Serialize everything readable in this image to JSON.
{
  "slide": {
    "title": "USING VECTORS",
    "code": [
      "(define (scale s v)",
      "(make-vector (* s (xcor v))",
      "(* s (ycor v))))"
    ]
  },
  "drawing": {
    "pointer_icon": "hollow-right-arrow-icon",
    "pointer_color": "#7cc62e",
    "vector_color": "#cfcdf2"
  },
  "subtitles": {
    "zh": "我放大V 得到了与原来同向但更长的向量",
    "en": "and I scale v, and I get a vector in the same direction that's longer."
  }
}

========================================================================

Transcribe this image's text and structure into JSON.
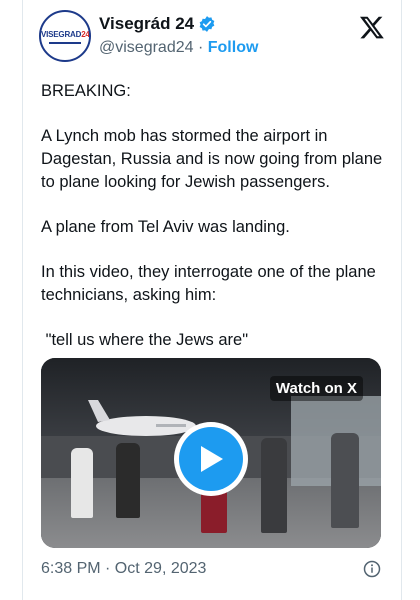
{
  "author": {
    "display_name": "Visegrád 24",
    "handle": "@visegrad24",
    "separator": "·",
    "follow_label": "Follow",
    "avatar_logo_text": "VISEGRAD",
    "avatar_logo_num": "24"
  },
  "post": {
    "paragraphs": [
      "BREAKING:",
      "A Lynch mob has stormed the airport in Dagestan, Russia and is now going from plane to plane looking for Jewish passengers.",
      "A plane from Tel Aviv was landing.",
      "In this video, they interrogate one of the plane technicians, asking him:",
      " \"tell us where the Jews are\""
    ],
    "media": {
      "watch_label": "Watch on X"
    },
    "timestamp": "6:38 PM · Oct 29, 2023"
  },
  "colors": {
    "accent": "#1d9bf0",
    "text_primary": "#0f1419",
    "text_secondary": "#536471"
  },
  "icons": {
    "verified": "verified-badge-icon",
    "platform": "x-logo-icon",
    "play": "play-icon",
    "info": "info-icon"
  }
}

========================================================================

Using the records above, find and show each line with the string "JSON".

* Solution below
Serialize everything readable in this image to JSON.
Transcribe this image's text and structure into JSON.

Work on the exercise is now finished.